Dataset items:
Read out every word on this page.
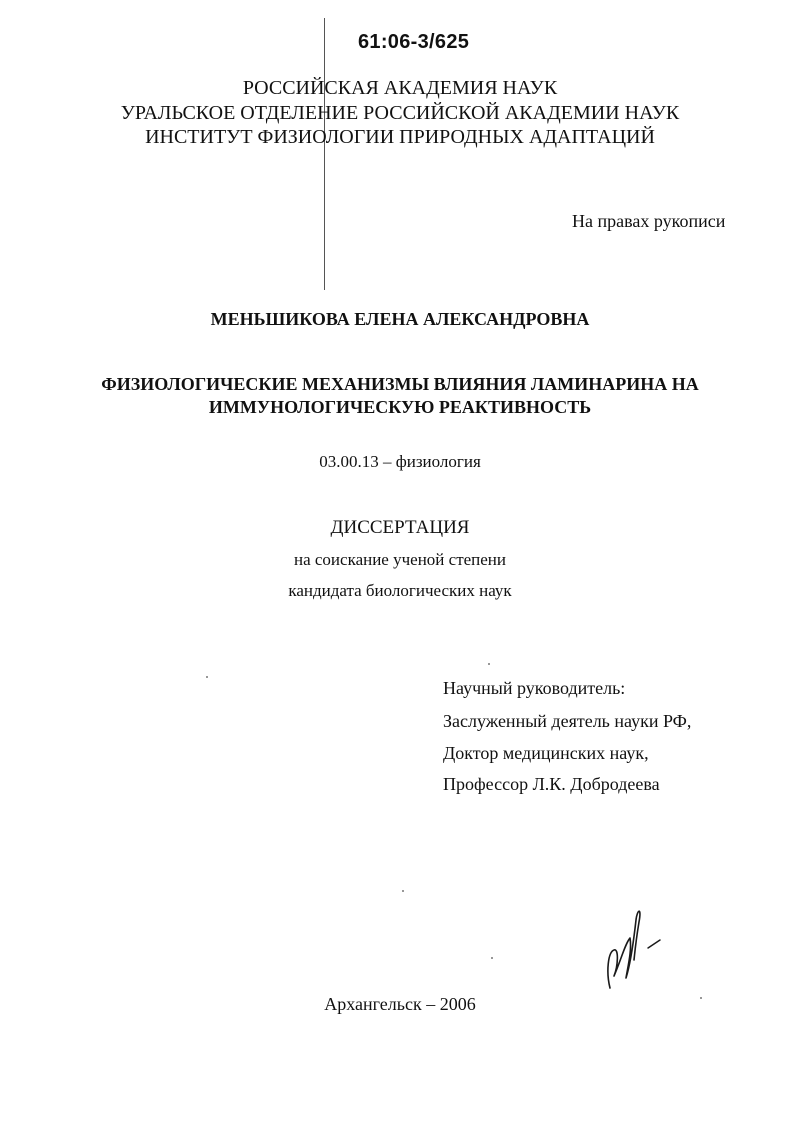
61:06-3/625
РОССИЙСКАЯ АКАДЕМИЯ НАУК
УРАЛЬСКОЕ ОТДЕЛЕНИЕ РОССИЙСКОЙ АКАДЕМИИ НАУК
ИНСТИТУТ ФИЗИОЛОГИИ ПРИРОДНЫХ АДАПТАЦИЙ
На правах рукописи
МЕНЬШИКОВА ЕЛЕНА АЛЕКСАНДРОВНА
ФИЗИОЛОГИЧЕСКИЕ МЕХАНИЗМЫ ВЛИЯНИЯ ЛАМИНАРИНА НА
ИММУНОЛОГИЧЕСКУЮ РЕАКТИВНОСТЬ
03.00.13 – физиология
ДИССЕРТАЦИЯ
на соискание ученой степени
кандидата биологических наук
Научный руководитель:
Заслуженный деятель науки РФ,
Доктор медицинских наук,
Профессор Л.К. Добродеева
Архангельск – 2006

--

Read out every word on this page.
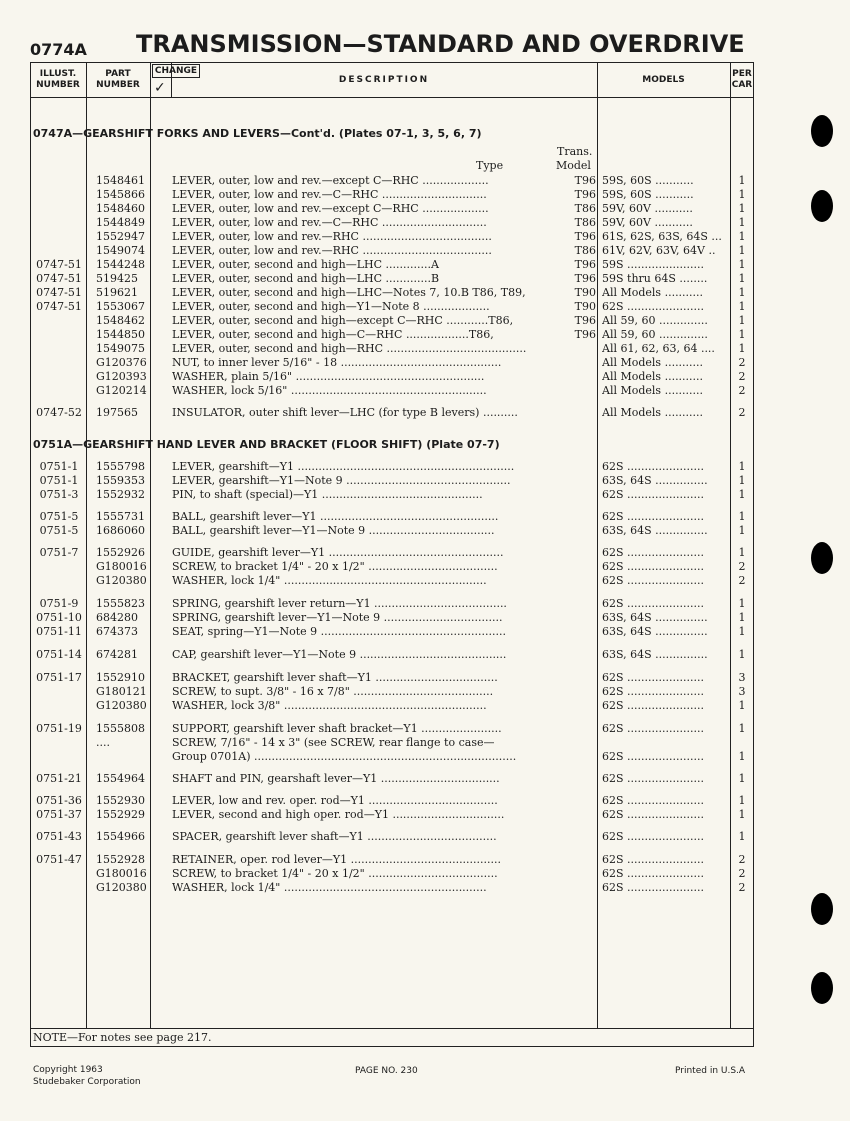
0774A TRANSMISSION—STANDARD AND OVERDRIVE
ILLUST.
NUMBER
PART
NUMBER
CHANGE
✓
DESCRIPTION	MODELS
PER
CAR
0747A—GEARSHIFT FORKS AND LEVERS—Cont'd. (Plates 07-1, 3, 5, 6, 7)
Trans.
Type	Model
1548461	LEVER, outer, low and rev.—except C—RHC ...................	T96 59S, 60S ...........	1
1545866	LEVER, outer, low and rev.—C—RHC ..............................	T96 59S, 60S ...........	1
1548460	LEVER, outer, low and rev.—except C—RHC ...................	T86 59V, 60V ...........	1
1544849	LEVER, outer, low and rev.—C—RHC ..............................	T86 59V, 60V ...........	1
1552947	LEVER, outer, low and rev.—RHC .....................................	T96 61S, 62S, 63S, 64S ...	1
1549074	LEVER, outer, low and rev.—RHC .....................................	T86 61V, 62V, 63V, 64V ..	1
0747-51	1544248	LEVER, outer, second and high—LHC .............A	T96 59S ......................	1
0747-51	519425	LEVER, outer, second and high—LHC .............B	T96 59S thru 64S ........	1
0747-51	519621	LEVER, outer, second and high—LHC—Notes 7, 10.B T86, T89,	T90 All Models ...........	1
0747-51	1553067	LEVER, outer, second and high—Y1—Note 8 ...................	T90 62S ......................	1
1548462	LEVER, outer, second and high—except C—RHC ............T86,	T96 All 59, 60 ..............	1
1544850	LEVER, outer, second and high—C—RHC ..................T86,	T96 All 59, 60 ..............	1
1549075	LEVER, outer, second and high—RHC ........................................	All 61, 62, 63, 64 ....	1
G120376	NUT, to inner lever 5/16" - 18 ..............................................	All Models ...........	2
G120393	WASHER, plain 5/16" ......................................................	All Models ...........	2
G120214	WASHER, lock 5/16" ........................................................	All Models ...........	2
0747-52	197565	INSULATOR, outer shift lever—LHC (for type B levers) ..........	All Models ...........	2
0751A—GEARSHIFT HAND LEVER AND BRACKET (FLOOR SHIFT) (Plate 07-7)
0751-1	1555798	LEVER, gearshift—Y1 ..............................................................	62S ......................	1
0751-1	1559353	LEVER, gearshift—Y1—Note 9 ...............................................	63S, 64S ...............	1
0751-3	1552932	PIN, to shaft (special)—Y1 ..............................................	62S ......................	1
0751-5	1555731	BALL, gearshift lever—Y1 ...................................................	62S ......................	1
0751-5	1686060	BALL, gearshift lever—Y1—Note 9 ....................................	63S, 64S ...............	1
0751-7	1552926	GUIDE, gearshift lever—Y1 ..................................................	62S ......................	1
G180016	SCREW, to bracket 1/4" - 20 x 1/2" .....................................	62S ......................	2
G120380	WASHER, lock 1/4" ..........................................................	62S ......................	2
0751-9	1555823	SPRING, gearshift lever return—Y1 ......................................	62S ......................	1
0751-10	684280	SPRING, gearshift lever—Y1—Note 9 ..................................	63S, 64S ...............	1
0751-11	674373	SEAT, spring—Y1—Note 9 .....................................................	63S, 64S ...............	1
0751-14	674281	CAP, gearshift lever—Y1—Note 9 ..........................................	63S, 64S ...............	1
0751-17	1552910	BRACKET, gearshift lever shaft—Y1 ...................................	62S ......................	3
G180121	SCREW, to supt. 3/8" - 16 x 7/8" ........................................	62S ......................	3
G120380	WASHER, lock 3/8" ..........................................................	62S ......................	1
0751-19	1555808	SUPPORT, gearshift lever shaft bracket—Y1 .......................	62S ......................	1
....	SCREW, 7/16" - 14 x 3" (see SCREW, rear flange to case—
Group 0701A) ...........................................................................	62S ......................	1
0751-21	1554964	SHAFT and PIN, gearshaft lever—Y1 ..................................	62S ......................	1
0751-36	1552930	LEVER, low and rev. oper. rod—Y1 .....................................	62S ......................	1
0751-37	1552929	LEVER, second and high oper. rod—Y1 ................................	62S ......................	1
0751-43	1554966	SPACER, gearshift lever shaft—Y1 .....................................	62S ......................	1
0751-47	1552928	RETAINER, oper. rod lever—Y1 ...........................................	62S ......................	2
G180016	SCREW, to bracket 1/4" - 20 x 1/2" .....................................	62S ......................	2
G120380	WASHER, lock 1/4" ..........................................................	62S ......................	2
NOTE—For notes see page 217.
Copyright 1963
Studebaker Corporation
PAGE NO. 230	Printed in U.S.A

■ WORK TO COMPLETE
From the listing above, collect each line in which the string "BALL" appears.

■ ANSWER BELOW
0751-5	1555731	BALL, gearshift lever—Y1 ...................................................	62S ......................	1
0751-5	1686060	BALL, gearshift lever—Y1—Note 9 ....................................	63S, 64S ...............	1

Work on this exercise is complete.